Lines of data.
——————

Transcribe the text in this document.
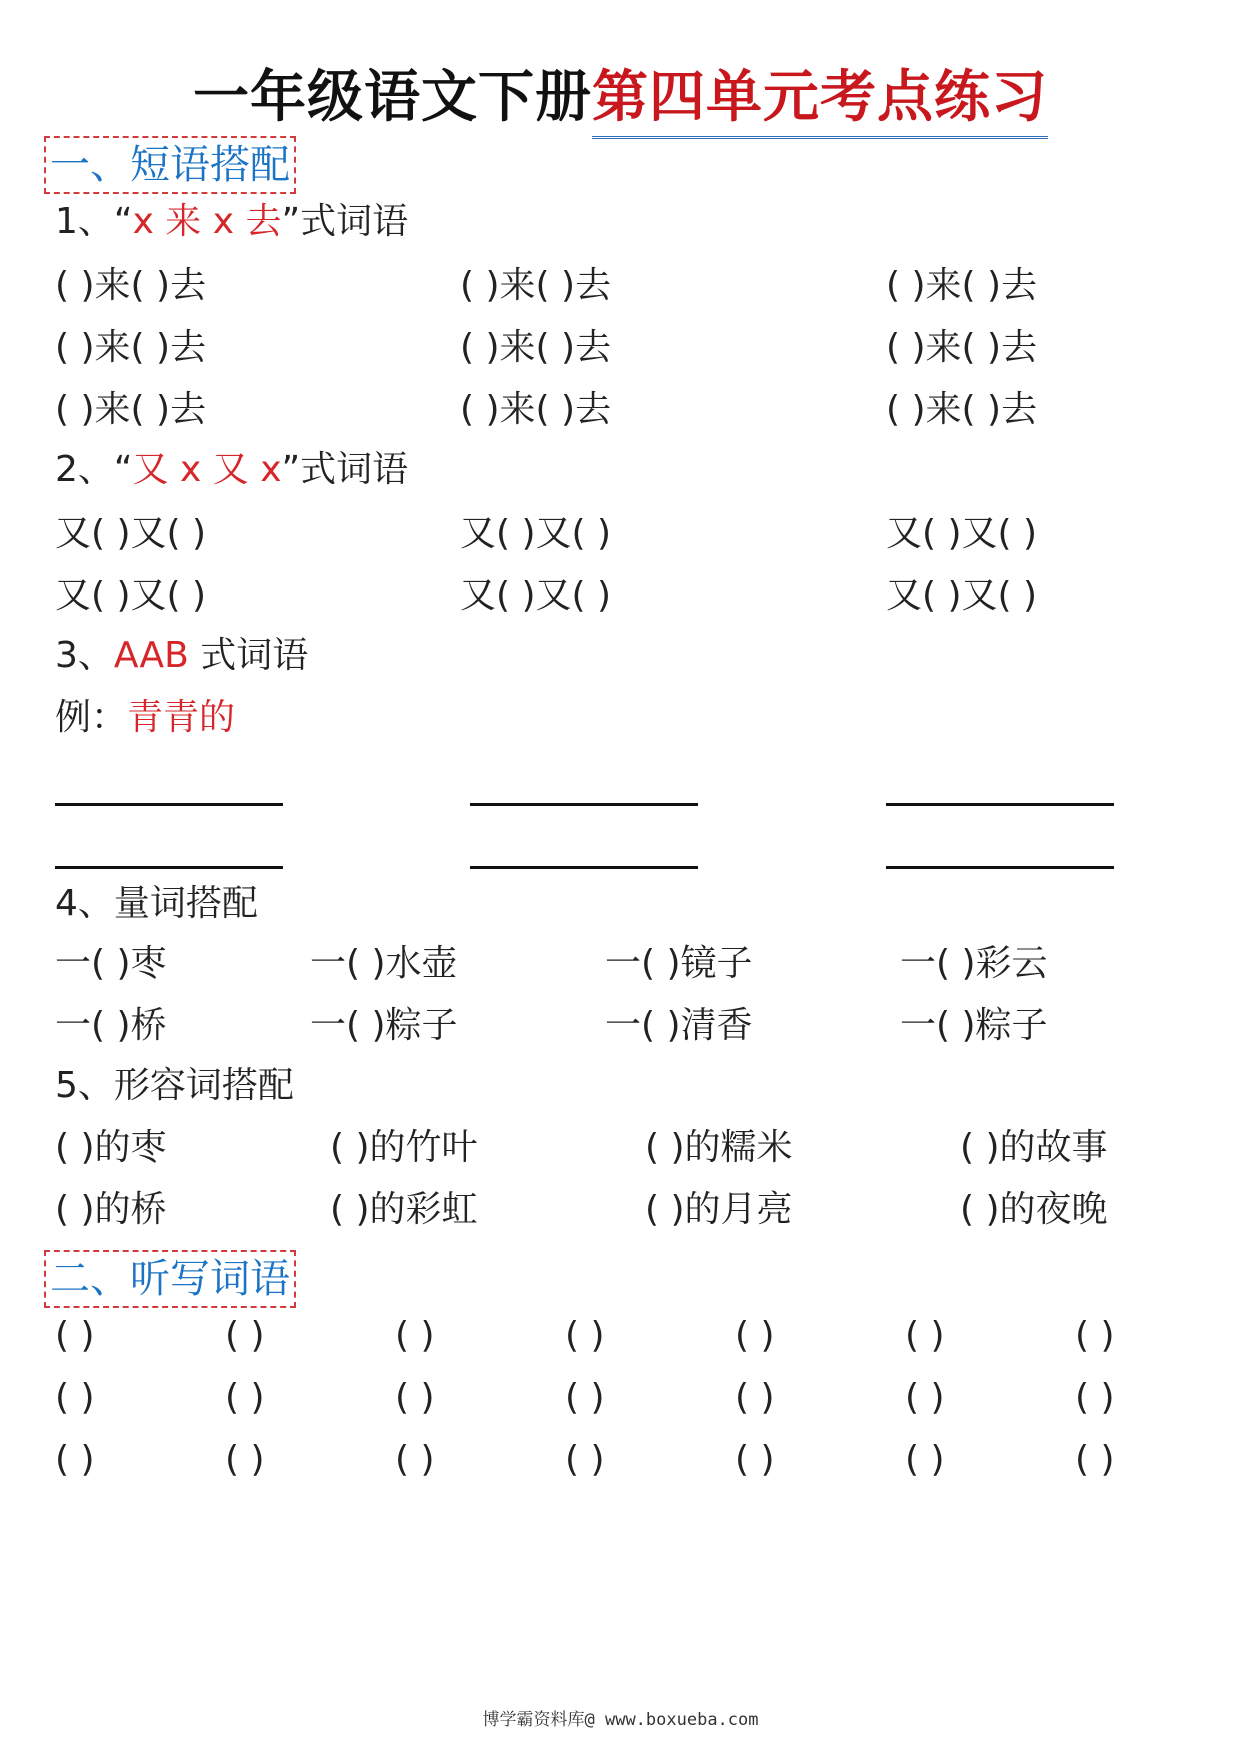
一年级语文下册第四单元考点练习
一、短语搭配
1、“x 来 x 去”式词语
( )来( )去	( )来( )去	( )来( )去
( )来( )去	( )来( )去	( )来( )去
( )来( )去	( )来( )去	( )来( )去
2、“又 x 又 x”式词语
又( )又( )	又( )又( )	又( )又( )
又( )又( )	又( )又( )	又( )又( )
3、AAB 式词语
例：青青的
4、量词搭配
一( )枣	一( )水壶	一( )镜子	一( )彩云
一( )桥	一( )粽子	一( )清香	一( )粽子
5、形容词搭配
( )的枣	( )的竹叶	( )的糯米	( )的故事
( )的桥	( )的彩虹	( )的月亮	( )的夜晚
二、听写词语
( )	( )	( )	( )	( )	( )	( )
( )	( )	( )	( )	( )	( )	( )
( )	( )	( )	( )	( )	( )	( )
博学霸资料库@ www.boxueba.com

——————

GOAL.
Copy the whole of the material above exactly, but not its images.

RESULT OF THE TASK.
Transcribe the text in this document.
一年级语文下册第四单元考点练习
一、短语搭配
1、“x 来 x 去”式词语
( )来( )去	( )来( )去	( )来( )去
( )来( )去	( )来( )去	( )来( )去
( )来( )去	( )来( )去	( )来( )去
2、“又 x 又 x”式词语
又( )又( )	又( )又( )	又( )又( )
又( )又( )	又( )又( )	又( )又( )
3、AAB 式词语
例：青青的
4、量词搭配
一( )枣	一( )水壶	一( )镜子	一( )彩云
一( )桥	一( )粽子	一( )清香	一( )粽子
5、形容词搭配
( )的枣	( )的竹叶	( )的糯米	( )的故事
( )的桥	( )的彩虹	( )的月亮	( )的夜晚
二、听写词语
( )	( )	( )	( )	( )	( )	( )
( )	( )	( )	( )	( )	( )	( )
( )	( )	( )	( )	( )	( )	( )
博学霸资料库@ www.boxueba.com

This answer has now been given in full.